** What you are asked to do **
Give the listing again exactly, omitting its images.

** Given entries **
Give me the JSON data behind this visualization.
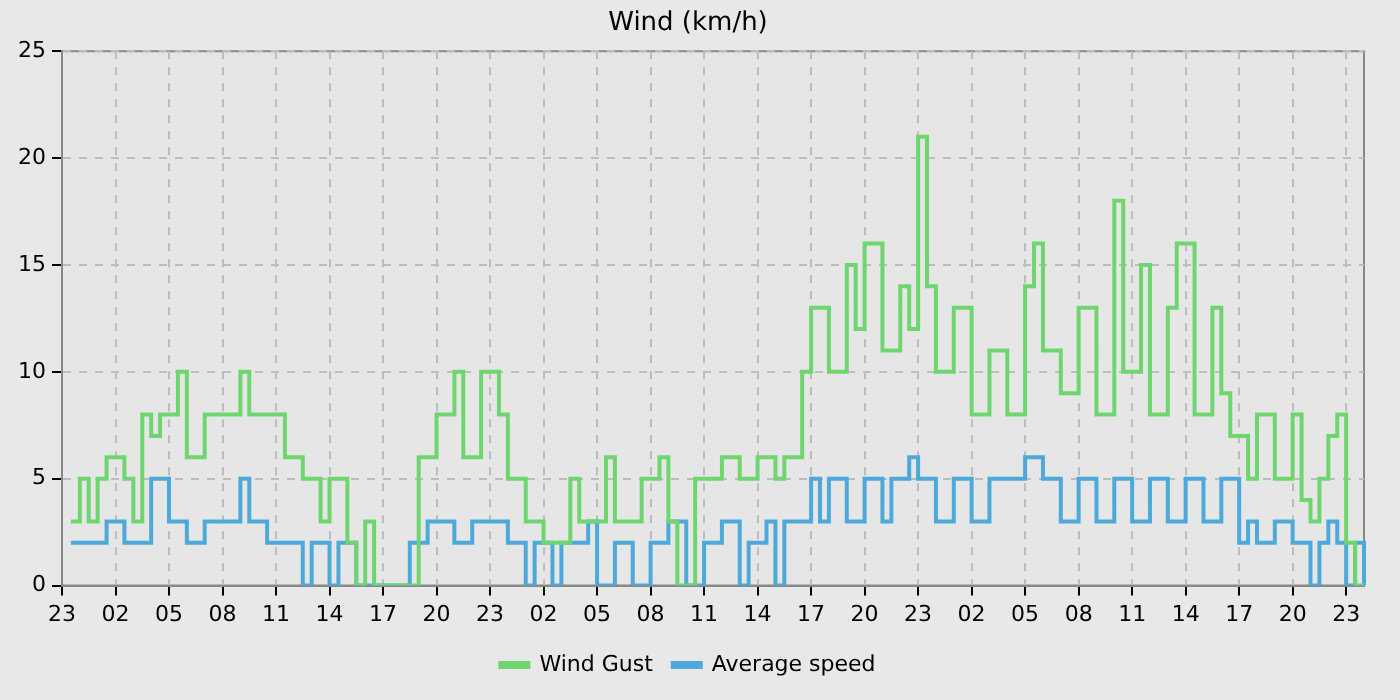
{
  "chart_data": {
    "type": "step",
    "title": "Wind (km/h)",
    "legend": "bottom",
    "grid": true,
    "line_style": "solid",
    "marker": "none",
    "categories": [
      "23",
      null,
      null,
      null,
      null,
      null,
      "02",
      null,
      null,
      null,
      null,
      null,
      "05",
      null,
      null,
      null,
      null,
      null,
      "08",
      null,
      null,
      null,
      null,
      null,
      "11",
      null,
      null,
      null,
      null,
      null,
      "14",
      null,
      null,
      null,
      null,
      null,
      "17",
      null,
      null,
      null,
      null,
      null,
      "20",
      null,
      null,
      null,
      null,
      null,
      "23",
      null,
      null,
      null,
      null,
      null,
      "02",
      null,
      null,
      null,
      null,
      null,
      "05",
      null,
      null,
      null,
      null,
      null,
      "08",
      null,
      null,
      null,
      null,
      null,
      "11",
      null,
      null,
      null,
      null,
      null,
      "14",
      null,
      null,
      null,
      null,
      null,
      "17",
      null,
      null,
      null,
      null,
      null,
      "20",
      null,
      null,
      null,
      null,
      null,
      "23",
      null,
      null,
      null,
      null,
      null,
      "02",
      null,
      null,
      null,
      null,
      null,
      "05",
      null,
      null,
      null,
      null,
      null,
      "08",
      null,
      null,
      null,
      null,
      null,
      "11",
      null,
      null,
      null,
      null,
      null,
      "14",
      null,
      null,
      null,
      null,
      null,
      "17",
      null,
      null,
      null,
      null,
      null,
      "20",
      null,
      null,
      null,
      null,
      null,
      "23",
      null,
      null
    ],
    "ylim": [
      0,
      25
    ],
    "yticks": [
      0,
      5,
      10,
      15,
      20,
      25
    ],
    "series": [
      {
        "name": "Wind Gust",
        "color": "#6fd66f",
        "values": [
          null,
          3,
          5,
          3,
          5,
          6,
          6,
          5,
          3,
          8,
          7,
          8,
          8,
          10,
          6,
          6,
          8,
          8,
          8,
          8,
          10,
          8,
          8,
          8,
          8,
          6,
          6,
          5,
          5,
          3,
          5,
          5,
          2,
          0,
          3,
          0,
          0,
          0,
          0,
          0,
          6,
          6,
          8,
          8,
          10,
          6,
          6,
          10,
          10,
          8,
          5,
          5,
          3,
          3,
          2,
          2,
          2,
          5,
          3,
          3,
          3,
          6,
          3,
          3,
          3,
          5,
          5,
          6,
          3,
          0,
          0,
          5,
          5,
          5,
          6,
          6,
          5,
          5,
          6,
          6,
          5,
          6,
          6,
          10,
          13,
          13,
          10,
          10,
          15,
          12,
          16,
          16,
          11,
          11,
          14,
          12,
          21,
          14,
          10,
          10,
          13,
          13,
          8,
          8,
          11,
          11,
          8,
          8,
          14,
          16,
          11,
          11,
          9,
          9,
          13,
          13,
          8,
          8,
          18,
          10,
          10,
          15,
          8,
          8,
          13,
          16,
          16,
          8,
          8,
          13,
          9,
          7,
          7,
          5,
          8,
          8,
          5,
          5,
          8,
          4,
          3,
          5,
          7,
          8,
          2,
          0,
          0
        ]
      },
      {
        "name": "Average speed",
        "color": "#4da9d9",
        "values": [
          null,
          2,
          2,
          2,
          2,
          3,
          3,
          2,
          2,
          2,
          5,
          5,
          3,
          3,
          2,
          2,
          3,
          3,
          3,
          3,
          5,
          3,
          3,
          2,
          2,
          2,
          2,
          0,
          2,
          2,
          0,
          2,
          2,
          0,
          0,
          0,
          0,
          0,
          0,
          2,
          2,
          3,
          3,
          3,
          2,
          2,
          3,
          3,
          3,
          3,
          2,
          2,
          0,
          2,
          2,
          0,
          2,
          2,
          2,
          3,
          0,
          0,
          2,
          2,
          0,
          0,
          2,
          2,
          3,
          3,
          0,
          0,
          2,
          2,
          3,
          3,
          0,
          2,
          2,
          3,
          0,
          3,
          3,
          3,
          5,
          3,
          5,
          5,
          3,
          3,
          5,
          5,
          3,
          5,
          5,
          6,
          5,
          5,
          3,
          3,
          5,
          5,
          3,
          3,
          5,
          5,
          5,
          5,
          6,
          6,
          5,
          5,
          3,
          3,
          5,
          5,
          3,
          3,
          5,
          5,
          3,
          3,
          5,
          5,
          3,
          3,
          5,
          5,
          3,
          3,
          5,
          5,
          2,
          3,
          2,
          2,
          3,
          3,
          2,
          2,
          0,
          2,
          3,
          2,
          0,
          2,
          0
        ]
      }
    ]
  }
}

** Solution for this problem **
Give me the JSON data behind this visualization.
{
  "chart_data": {
    "type": "step",
    "title": "Wind (km/h)",
    "legend": "bottom",
    "grid": true,
    "line_style": "solid",
    "marker": "none",
    "categories": [
      "23",
      null,
      null,
      null,
      null,
      null,
      "02",
      null,
      null,
      null,
      null,
      null,
      "05",
      null,
      null,
      null,
      null,
      null,
      "08",
      null,
      null,
      null,
      null,
      null,
      "11",
      null,
      null,
      null,
      null,
      null,
      "14",
      null,
      null,
      null,
      null,
      null,
      "17",
      null,
      null,
      null,
      null,
      null,
      "20",
      null,
      null,
      null,
      null,
      null,
      "23",
      null,
      null,
      null,
      null,
      null,
      "02",
      null,
      null,
      null,
      null,
      null,
      "05",
      null,
      null,
      null,
      null,
      null,
      "08",
      null,
      null,
      null,
      null,
      null,
      "11",
      null,
      null,
      null,
      null,
      null,
      "14",
      null,
      null,
      null,
      null,
      null,
      "17",
      null,
      null,
      null,
      null,
      null,
      "20",
      null,
      null,
      null,
      null,
      null,
      "23",
      null,
      null,
      null,
      null,
      null,
      "02",
      null,
      null,
      null,
      null,
      null,
      "05",
      null,
      null,
      null,
      null,
      null,
      "08",
      null,
      null,
      null,
      null,
      null,
      "11",
      null,
      null,
      null,
      null,
      null,
      "14",
      null,
      null,
      null,
      null,
      null,
      "17",
      null,
      null,
      null,
      null,
      null,
      "20",
      null,
      null,
      null,
      null,
      null,
      "23",
      null,
      null
    ],
    "ylim": [
      0,
      25
    ],
    "yticks": [
      0,
      5,
      10,
      15,
      20,
      25
    ],
    "series": [
      {
        "name": "Wind Gust",
        "color": "#6fd66f",
        "values": [
          null,
          3,
          5,
          3,
          5,
          6,
          6,
          5,
          3,
          8,
          7,
          8,
          8,
          10,
          6,
          6,
          8,
          8,
          8,
          8,
          10,
          8,
          8,
          8,
          8,
          6,
          6,
          5,
          5,
          3,
          5,
          5,
          2,
          0,
          3,
          0,
          0,
          0,
          0,
          0,
          6,
          6,
          8,
          8,
          10,
          6,
          6,
          10,
          10,
          8,
          5,
          5,
          3,
          3,
          2,
          2,
          2,
          5,
          3,
          3,
          3,
          6,
          3,
          3,
          3,
          5,
          5,
          6,
          3,
          0,
          0,
          5,
          5,
          5,
          6,
          6,
          5,
          5,
          6,
          6,
          5,
          6,
          6,
          10,
          13,
          13,
          10,
          10,
          15,
          12,
          16,
          16,
          11,
          11,
          14,
          12,
          21,
          14,
          10,
          10,
          13,
          13,
          8,
          8,
          11,
          11,
          8,
          8,
          14,
          16,
          11,
          11,
          9,
          9,
          13,
          13,
          8,
          8,
          18,
          10,
          10,
          15,
          8,
          8,
          13,
          16,
          16,
          8,
          8,
          13,
          9,
          7,
          7,
          5,
          8,
          8,
          5,
          5,
          8,
          4,
          3,
          5,
          7,
          8,
          2,
          0,
          0
        ]
      },
      {
        "name": "Average speed",
        "color": "#4da9d9",
        "values": [
          null,
          2,
          2,
          2,
          2,
          3,
          3,
          2,
          2,
          2,
          5,
          5,
          3,
          3,
          2,
          2,
          3,
          3,
          3,
          3,
          5,
          3,
          3,
          2,
          2,
          2,
          2,
          0,
          2,
          2,
          0,
          2,
          2,
          0,
          0,
          0,
          0,
          0,
          0,
          2,
          2,
          3,
          3,
          3,
          2,
          2,
          3,
          3,
          3,
          3,
          2,
          2,
          0,
          2,
          2,
          0,
          2,
          2,
          2,
          3,
          0,
          0,
          2,
          2,
          0,
          0,
          2,
          2,
          3,
          3,
          0,
          0,
          2,
          2,
          3,
          3,
          0,
          2,
          2,
          3,
          0,
          3,
          3,
          3,
          5,
          3,
          5,
          5,
          3,
          3,
          5,
          5,
          3,
          5,
          5,
          6,
          5,
          5,
          3,
          3,
          5,
          5,
          3,
          3,
          5,
          5,
          5,
          5,
          6,
          6,
          5,
          5,
          3,
          3,
          5,
          5,
          3,
          3,
          5,
          5,
          3,
          3,
          5,
          5,
          3,
          3,
          5,
          5,
          3,
          3,
          5,
          5,
          2,
          3,
          2,
          2,
          3,
          3,
          2,
          2,
          0,
          2,
          3,
          2,
          0,
          2,
          0
        ]
      }
    ]
  }
}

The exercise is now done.